§ **Aim of the exercise**
Copy out only those lines running from the line with "What text is on this page?" to the end of the listing, keeping each one exactly as it is.
▼▼▼
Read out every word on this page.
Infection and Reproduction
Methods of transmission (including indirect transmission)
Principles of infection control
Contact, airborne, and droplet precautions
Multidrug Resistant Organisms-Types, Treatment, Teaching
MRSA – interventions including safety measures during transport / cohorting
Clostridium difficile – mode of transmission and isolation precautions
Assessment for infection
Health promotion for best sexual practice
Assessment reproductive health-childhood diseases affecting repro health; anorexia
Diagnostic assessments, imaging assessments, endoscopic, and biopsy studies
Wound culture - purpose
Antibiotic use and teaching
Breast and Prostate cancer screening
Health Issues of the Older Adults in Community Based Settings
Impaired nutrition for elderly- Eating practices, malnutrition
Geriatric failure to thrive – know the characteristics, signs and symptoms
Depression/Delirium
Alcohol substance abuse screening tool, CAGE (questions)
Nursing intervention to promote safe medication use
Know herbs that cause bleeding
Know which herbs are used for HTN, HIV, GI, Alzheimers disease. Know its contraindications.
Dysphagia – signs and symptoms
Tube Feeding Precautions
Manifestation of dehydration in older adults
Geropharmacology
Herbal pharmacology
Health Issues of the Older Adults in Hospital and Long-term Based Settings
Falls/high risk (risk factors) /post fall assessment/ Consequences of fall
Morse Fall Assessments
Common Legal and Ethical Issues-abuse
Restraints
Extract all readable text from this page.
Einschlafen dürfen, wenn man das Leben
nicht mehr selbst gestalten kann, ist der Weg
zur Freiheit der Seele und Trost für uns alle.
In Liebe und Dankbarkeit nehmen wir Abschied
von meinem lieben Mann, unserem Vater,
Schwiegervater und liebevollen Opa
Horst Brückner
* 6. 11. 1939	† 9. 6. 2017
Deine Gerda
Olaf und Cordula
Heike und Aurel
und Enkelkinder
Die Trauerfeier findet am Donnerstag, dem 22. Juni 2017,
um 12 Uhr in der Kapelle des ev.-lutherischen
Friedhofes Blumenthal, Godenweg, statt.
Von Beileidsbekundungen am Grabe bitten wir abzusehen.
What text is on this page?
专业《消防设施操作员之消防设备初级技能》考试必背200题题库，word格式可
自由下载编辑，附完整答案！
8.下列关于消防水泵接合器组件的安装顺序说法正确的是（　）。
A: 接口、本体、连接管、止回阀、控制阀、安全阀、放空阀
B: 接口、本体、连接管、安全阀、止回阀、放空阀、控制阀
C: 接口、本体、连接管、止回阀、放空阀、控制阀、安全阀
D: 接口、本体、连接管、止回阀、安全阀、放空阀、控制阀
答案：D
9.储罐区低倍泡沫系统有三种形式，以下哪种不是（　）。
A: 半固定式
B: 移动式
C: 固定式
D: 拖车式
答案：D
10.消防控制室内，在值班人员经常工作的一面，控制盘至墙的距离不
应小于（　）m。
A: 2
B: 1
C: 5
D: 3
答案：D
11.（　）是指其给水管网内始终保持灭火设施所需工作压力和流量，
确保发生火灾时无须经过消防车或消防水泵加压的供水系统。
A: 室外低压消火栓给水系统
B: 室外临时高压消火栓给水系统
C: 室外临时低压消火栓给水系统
▲▲▲
§ **Expected answer**
What text is on this page?
专业《消防设施操作员之消防设备初级技能》考试必背200题题库，word格式可
自由下载编辑，附完整答案！
8.下列关于消防水泵接合器组件的安装顺序说法正确的是（　）。
A: 接口、本体、连接管、止回阀、控制阀、安全阀、放空阀
B: 接口、本体、连接管、安全阀、止回阀、放空阀、控制阀
C: 接口、本体、连接管、止回阀、放空阀、控制阀、安全阀
D: 接口、本体、连接管、止回阀、安全阀、放空阀、控制阀
答案：D
9.储罐区低倍泡沫系统有三种形式，以下哪种不是（　）。
A: 半固定式
B: 移动式
C: 固定式
D: 拖车式
答案：D
10.消防控制室内，在值班人员经常工作的一面，控制盘至墙的距离不
应小于（　）m。
A: 2
B: 1
C: 5
D: 3
答案：D
11.（　）是指其给水管网内始终保持灭火设施所需工作压力和流量，
确保发生火灾时无须经过消防车或消防水泵加压的供水系统。
A: 室外低压消火栓给水系统
B: 室外临时高压消火栓给水系统
C: 室外临时低压消火栓给水系统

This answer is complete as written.